SHORT PROBLEM – Count, in the entries, the lines with "here". Answer with the number only.

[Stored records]
....

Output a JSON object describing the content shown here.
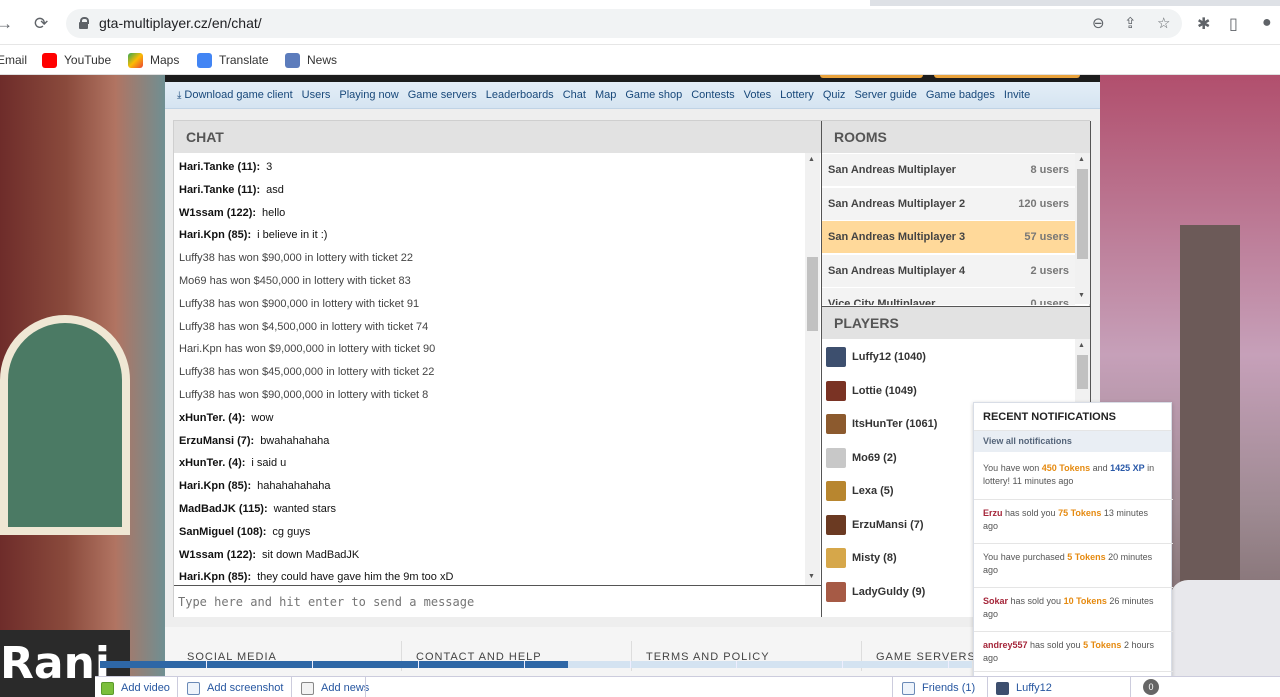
{
  "browser": {
    "url": "gta-multiplayer.cz/en/chat/",
    "bookmarks": [
      "Email",
      "YouTube",
      "Maps",
      "Translate",
      "News"
    ]
  },
  "nav": {
    "items": [
      "Download game client",
      "Users",
      "Playing now",
      "Game servers",
      "Leaderboards",
      "Chat",
      "Map",
      "Game shop",
      "Contests",
      "Votes",
      "Lottery",
      "Quiz",
      "Server guide",
      "Game badges",
      "Invite"
    ]
  },
  "chat": {
    "title": "CHAT",
    "input_placeholder": "Type here and hit enter to send a message",
    "messages": [
      {
        "user": "Hari.Tanke (11):",
        "text": "3"
      },
      {
        "user": "Hari.Tanke (11):",
        "text": "asd"
      },
      {
        "user": "W1ssam (122):",
        "text": "hello"
      },
      {
        "user": "Hari.Kpn (85):",
        "text": "i believe in it :)"
      },
      {
        "user": "",
        "text": "Luffy38 has won $90,000 in lottery with ticket 22"
      },
      {
        "user": "",
        "text": "Mo69 has won $450,000 in lottery with ticket 83"
      },
      {
        "user": "",
        "text": "Luffy38 has won $900,000 in lottery with ticket 91"
      },
      {
        "user": "",
        "text": "Luffy38 has won $4,500,000 in lottery with ticket 74"
      },
      {
        "user": "",
        "text": "Hari.Kpn has won $9,000,000 in lottery with ticket 90"
      },
      {
        "user": "",
        "text": "Luffy38 has won $45,000,000 in lottery with ticket 22"
      },
      {
        "user": "",
        "text": "Luffy38 has won $90,000,000 in lottery with ticket 8"
      },
      {
        "user": "xHunTer. (4):",
        "text": "wow"
      },
      {
        "user": "ErzuMansi (7):",
        "text": "bwahahahaha"
      },
      {
        "user": "xHunTer. (4):",
        "text": "i said u"
      },
      {
        "user": "Hari.Kpn (85):",
        "text": "hahahahahaha"
      },
      {
        "user": "MadBadJK (115):",
        "text": "wanted stars"
      },
      {
        "user": "SanMiguel (108):",
        "text": "cg guys"
      },
      {
        "user": "W1ssam (122):",
        "text": "sit down MadBadJK"
      },
      {
        "user": "Hari.Kpn (85):",
        "text": "they could have gave him the 9m too xD"
      }
    ]
  },
  "rooms": {
    "title": "ROOMS",
    "items": [
      {
        "name": "San Andreas Multiplayer",
        "users": "8 users",
        "active": false
      },
      {
        "name": "San Andreas Multiplayer 2",
        "users": "120 users",
        "active": false
      },
      {
        "name": "San Andreas Multiplayer 3",
        "users": "57 users",
        "active": true
      },
      {
        "name": "San Andreas Multiplayer 4",
        "users": "2 users",
        "active": false
      },
      {
        "name": "Vice City Multiplayer",
        "users": "0 users",
        "active": false
      }
    ]
  },
  "players": {
    "title": "PLAYERS",
    "items": [
      {
        "name": "Luffy12 (1040)",
        "color": "#3d4f6e"
      },
      {
        "name": "Lottie (1049)",
        "color": "#7a3324"
      },
      {
        "name": "ItsHunTer (1061)",
        "color": "#8c5a2e"
      },
      {
        "name": "Mo69 (2)",
        "color": "#c8c8c8"
      },
      {
        "name": "Lexa (5)",
        "color": "#b8862f"
      },
      {
        "name": "ErzuMansi (7)",
        "color": "#6b3a22"
      },
      {
        "name": "Misty (8)",
        "color": "#d6a74a"
      },
      {
        "name": "LadyGuldy (9)",
        "color": "#a65a45"
      }
    ]
  },
  "footer": {
    "headings": [
      "SOCIAL MEDIA",
      "CONTACT AND HELP",
      "TERMS AND POLICY",
      "GAME SERVERS"
    ]
  },
  "notifications": {
    "title": "RECENT NOTIFICATIONS",
    "view_all": "View all notifications",
    "items": [
      {
        "parts": [
          [
            "t",
            "You have won "
          ],
          [
            "tok",
            "450 Tokens"
          ],
          [
            "t",
            " and "
          ],
          [
            "xp",
            "1425 XP"
          ],
          [
            "t",
            " in lottery! 11 minutes ago"
          ]
        ]
      },
      {
        "parts": [
          [
            "usr",
            "Erzu"
          ],
          [
            "t",
            " has sold you "
          ],
          [
            "tok",
            "75 Tokens"
          ],
          [
            "t",
            " 13 minutes ago"
          ]
        ]
      },
      {
        "parts": [
          [
            "t",
            "You have purchased "
          ],
          [
            "tok",
            "5 Tokens"
          ],
          [
            "t",
            " 20 minutes ago"
          ]
        ]
      },
      {
        "parts": [
          [
            "usr",
            "Sokar"
          ],
          [
            "t",
            " has sold you "
          ],
          [
            "tok",
            "10 Tokens"
          ],
          [
            "t",
            " 26 minutes ago"
          ]
        ]
      },
      {
        "parts": [
          [
            "usr",
            "andrey557"
          ],
          [
            "t",
            " has sold you "
          ],
          [
            "tok",
            "5 Tokens"
          ],
          [
            "t",
            " 2 hours ago"
          ]
        ]
      }
    ]
  },
  "bottombar": {
    "add_video": "Add video",
    "add_screenshot": "Add screenshot",
    "add_news": "Add news",
    "friends": "Friends (1)",
    "user": "Luffy12",
    "settings_badge": "0"
  },
  "colors": {
    "nav_link": "#18487a",
    "active_room": "#ffd99a",
    "token": "#e58a10",
    "xp": "#2858a8"
  }
}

....

OUTPUT – 2